• Set task
Search the records that follow and extract every line containing the string "product".

═══ Listing

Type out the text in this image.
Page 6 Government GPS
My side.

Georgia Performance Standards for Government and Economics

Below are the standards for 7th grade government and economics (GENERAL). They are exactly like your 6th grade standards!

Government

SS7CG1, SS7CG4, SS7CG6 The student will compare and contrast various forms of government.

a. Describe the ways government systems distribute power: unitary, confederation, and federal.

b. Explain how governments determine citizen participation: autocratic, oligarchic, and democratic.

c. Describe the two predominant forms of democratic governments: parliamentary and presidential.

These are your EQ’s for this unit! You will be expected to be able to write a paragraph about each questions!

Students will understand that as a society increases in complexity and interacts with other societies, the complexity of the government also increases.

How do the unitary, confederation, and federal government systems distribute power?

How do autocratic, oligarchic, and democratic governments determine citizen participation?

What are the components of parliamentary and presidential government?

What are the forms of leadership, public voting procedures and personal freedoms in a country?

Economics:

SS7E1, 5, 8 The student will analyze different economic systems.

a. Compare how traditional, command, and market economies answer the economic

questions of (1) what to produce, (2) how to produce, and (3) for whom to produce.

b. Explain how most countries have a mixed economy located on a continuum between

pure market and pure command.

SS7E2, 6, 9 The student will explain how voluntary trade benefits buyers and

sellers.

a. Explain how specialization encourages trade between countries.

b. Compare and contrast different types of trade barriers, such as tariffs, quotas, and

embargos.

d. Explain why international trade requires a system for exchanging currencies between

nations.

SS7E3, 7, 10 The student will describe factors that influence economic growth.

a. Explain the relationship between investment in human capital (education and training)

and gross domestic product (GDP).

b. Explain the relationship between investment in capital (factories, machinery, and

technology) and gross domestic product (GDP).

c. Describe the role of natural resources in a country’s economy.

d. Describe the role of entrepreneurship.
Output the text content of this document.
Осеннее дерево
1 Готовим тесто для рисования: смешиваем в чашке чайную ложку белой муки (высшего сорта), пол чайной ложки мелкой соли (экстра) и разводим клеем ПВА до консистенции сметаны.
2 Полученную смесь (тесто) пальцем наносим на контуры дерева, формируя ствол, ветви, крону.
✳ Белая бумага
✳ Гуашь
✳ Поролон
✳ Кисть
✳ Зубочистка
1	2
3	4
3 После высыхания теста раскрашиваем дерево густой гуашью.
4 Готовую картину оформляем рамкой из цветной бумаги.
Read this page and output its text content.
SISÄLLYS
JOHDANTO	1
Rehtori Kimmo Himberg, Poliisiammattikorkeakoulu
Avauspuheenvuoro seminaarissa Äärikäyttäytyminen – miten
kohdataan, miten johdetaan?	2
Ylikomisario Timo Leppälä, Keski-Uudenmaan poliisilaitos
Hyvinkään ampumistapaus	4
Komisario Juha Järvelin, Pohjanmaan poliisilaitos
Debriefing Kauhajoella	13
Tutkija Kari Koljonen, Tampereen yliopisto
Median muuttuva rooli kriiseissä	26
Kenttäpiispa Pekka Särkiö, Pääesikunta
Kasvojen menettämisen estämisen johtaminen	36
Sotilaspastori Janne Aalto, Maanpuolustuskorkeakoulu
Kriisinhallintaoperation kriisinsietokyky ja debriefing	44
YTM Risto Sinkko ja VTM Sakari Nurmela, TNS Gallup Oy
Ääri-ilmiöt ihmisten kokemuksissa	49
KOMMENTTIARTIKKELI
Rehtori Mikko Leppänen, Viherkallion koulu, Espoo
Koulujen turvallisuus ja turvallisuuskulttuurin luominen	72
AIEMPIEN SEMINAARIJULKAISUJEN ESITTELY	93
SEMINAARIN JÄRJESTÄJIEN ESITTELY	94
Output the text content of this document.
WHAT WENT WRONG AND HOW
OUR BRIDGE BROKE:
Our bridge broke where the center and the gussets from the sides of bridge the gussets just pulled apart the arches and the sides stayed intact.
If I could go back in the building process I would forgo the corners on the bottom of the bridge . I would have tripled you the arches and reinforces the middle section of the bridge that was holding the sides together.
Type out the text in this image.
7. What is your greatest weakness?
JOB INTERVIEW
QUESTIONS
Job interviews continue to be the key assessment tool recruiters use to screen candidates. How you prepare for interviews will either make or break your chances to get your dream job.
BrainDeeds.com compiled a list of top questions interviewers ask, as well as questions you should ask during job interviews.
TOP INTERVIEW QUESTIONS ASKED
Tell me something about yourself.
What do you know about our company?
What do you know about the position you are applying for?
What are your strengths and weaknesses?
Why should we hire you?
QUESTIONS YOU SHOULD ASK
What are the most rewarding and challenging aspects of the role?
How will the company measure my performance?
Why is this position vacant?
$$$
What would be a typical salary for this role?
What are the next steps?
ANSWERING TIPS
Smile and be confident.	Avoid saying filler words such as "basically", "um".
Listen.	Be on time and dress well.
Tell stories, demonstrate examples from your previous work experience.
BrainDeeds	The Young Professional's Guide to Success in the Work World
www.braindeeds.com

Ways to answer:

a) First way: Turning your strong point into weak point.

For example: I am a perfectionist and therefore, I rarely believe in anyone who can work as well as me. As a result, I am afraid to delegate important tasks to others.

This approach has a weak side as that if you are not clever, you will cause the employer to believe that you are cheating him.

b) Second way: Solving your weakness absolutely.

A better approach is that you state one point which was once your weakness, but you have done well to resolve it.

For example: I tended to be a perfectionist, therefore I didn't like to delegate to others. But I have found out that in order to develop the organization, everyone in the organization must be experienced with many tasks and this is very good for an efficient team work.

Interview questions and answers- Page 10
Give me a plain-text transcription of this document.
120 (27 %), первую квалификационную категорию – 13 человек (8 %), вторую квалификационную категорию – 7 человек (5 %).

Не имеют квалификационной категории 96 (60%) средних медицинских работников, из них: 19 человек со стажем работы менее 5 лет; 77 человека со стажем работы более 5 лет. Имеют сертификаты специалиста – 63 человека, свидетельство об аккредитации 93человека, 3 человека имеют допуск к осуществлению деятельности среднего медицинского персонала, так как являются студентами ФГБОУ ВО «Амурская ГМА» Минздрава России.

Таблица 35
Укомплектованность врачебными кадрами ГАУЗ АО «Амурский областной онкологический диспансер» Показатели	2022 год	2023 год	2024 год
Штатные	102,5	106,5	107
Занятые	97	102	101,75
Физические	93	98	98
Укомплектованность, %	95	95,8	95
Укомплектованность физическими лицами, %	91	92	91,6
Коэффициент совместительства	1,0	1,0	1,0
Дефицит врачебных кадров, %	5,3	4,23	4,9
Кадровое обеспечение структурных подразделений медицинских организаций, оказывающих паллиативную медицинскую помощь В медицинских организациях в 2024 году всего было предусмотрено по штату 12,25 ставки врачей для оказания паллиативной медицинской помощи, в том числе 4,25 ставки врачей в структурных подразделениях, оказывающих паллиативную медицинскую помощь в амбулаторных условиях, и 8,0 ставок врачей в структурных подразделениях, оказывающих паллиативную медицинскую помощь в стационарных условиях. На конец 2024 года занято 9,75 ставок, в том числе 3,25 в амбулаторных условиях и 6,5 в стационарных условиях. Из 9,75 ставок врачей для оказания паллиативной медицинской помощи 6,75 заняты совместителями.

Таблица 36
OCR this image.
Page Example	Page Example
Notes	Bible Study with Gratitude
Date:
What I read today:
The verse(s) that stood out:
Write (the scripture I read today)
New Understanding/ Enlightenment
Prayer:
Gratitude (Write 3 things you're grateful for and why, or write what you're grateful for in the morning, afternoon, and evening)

══════

• Exercise solution
and gross domestic product (GDP).
technology) and gross domestic product (GDP).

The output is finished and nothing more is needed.